**BRIEF:** Retype the records below exactly as they appear, but leave out any pictures.

**INFORMATION PROVIDED:**
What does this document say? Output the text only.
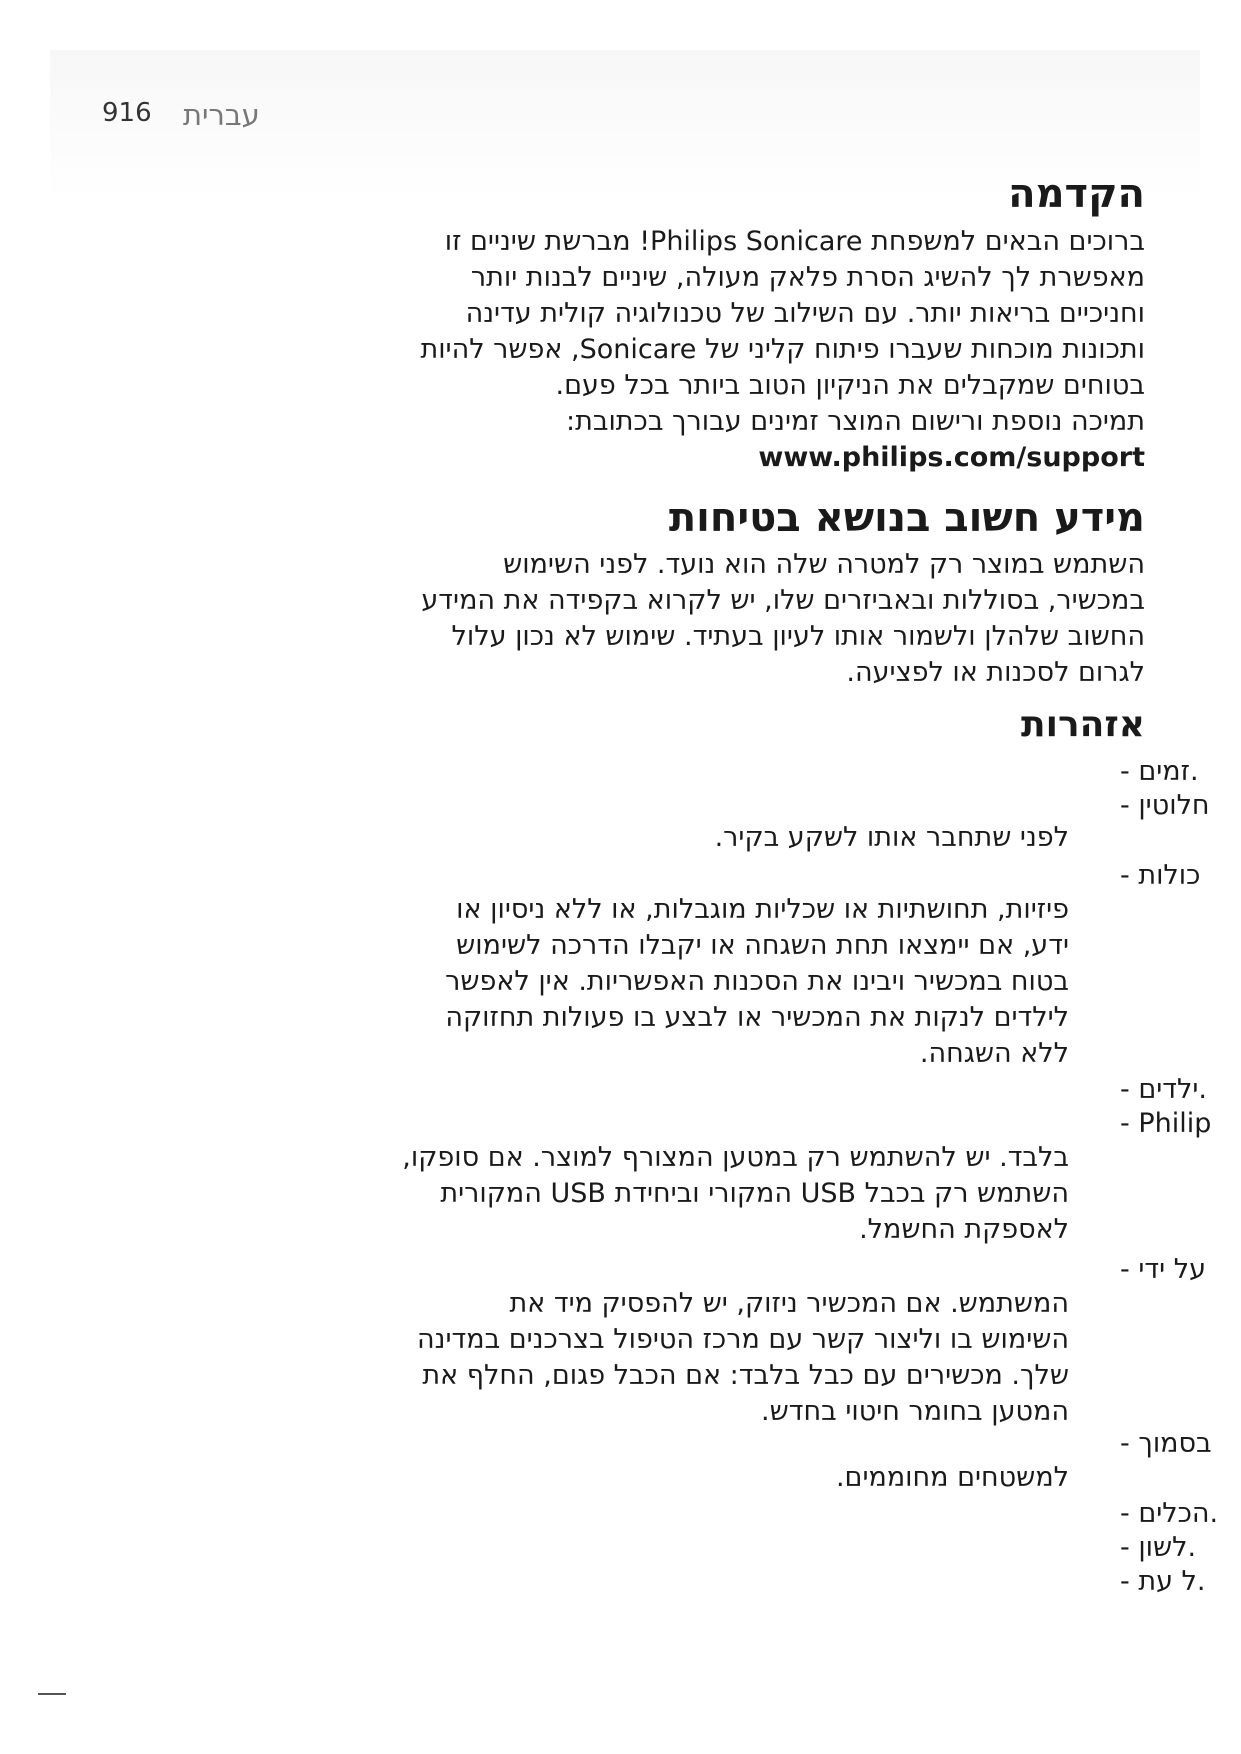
916 עברית
הקדמה
ברוכים הבאים למשפחת Philips Sonicare! מברשת שיניים זו
מאפשרת לך להשיג הסרת פלאק מעולה, שיניים לבנות יותר
וחניכיים בריאות יותר. עם השילוב של טכנולוגיה קולית עדינה
ותכונות מוכחות שעברו פיתוח קליני של Sonicare, אפשר להיות
בטוחים שמקבלים את הניקיון הטוב ביותר בכל פעם.
תמיכה נוספת ורישום המוצר זמינים עבורך בכתובת:
www.philips.com/support
מידע חשוב בנושא בטיחות
השתמש במוצר רק למטרה שלה הוא נועד. לפני השימוש
במכשיר, בסוללות ובאביזרים שלו, יש לקרוא בקפידה את המידע
החשוב שלהלן ולשמור אותו לעיון בעתיד. שימוש לא נכון עלול
לגרום לסכנות או לפציעה.
אזהרות
- זמים.
- חלוטין
- כולות
- ילדים.
- Philip
- על ידי
- בסמוך
- הכלים.
- לשון.
- ל עת.
לפני שתחבר אותו לשקע בקיר.
פיזיות, תחושתיות או שכליות מוגבלות, או ללא ניסיון או
ידע, אם יימצאו תחת השגחה או יקבלו הדרכה לשימוש
בטוח במכשיר ויבינו את הסכנות האפשריות. אין לאפשר
לילדים לנקות את המכשיר או לבצע בו פעולות תחזוקה
ללא השגחה.
בלבד. יש להשתמש רק במטען המצורף למוצר. אם סופקו,
השתמש רק בכבל USB המקורי וביחידת USB המקורית
לאספקת החשמל.
המשתמש. אם המכשיר ניזוק, יש להפסיק מיד את
השימוש בו וליצור קשר עם מרכז הטיפול בצרכנים במדינה
שלך. מכשירים עם כבל בלבד: אם הכבל פגום, החלף את
המטען בחומר חיטוי בחדש.
למשטחים מחוממים.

**IN RESPONSE:**
What does this document say? Output the text only.
916 עברית
הקדמה
ברוכים הבאים למשפחת Philips Sonicare! מברשת שיניים זו
מאפשרת לך להשיג הסרת פלאק מעולה, שיניים לבנות יותר
וחניכיים בריאות יותר. עם השילוב של טכנולוגיה קולית עדינה
ותכונות מוכחות שעברו פיתוח קליני של Sonicare, אפשר להיות
בטוחים שמקבלים את הניקיון הטוב ביותר בכל פעם.
תמיכה נוספת ורישום המוצר זמינים עבורך בכתובת:
www.philips.com/support
מידע חשוב בנושא בטיחות
השתמש במוצר רק למטרה שלה הוא נועד. לפני השימוש
במכשיר, בסוללות ובאביזרים שלו, יש לקרוא בקפידה את המידע
החשוב שלהלן ולשמור אותו לעיון בעתיד. שימוש לא נכון עלול
לגרום לסכנות או לפציעה.
אזהרות
- זמים.
- חלוטין
- כולות
- ילדים.
- Philip
- על ידי
- בסמוך
- הכלים.
- לשון.
- ל עת.
לפני שתחבר אותו לשקע בקיר.
פיזיות, תחושתיות או שכליות מוגבלות, או ללא ניסיון או
ידע, אם יימצאו תחת השגחה או יקבלו הדרכה לשימוש
בטוח במכשיר ויבינו את הסכנות האפשריות. אין לאפשר
לילדים לנקות את המכשיר או לבצע בו פעולות תחזוקה
ללא השגחה.
בלבד. יש להשתמש רק במטען המצורף למוצר. אם סופקו,
השתמש רק בכבל USB המקורי וביחידת USB המקורית
לאספקת החשמל.
המשתמש. אם המכשיר ניזוק, יש להפסיק מיד את
השימוש בו וליצור קשר עם מרכז הטיפול בצרכנים במדינה
שלך. מכשירים עם כבל בלבד: אם הכבל פגום, החלף את
המטען בחומר חיטוי בחדש.
למשטחים מחוממים.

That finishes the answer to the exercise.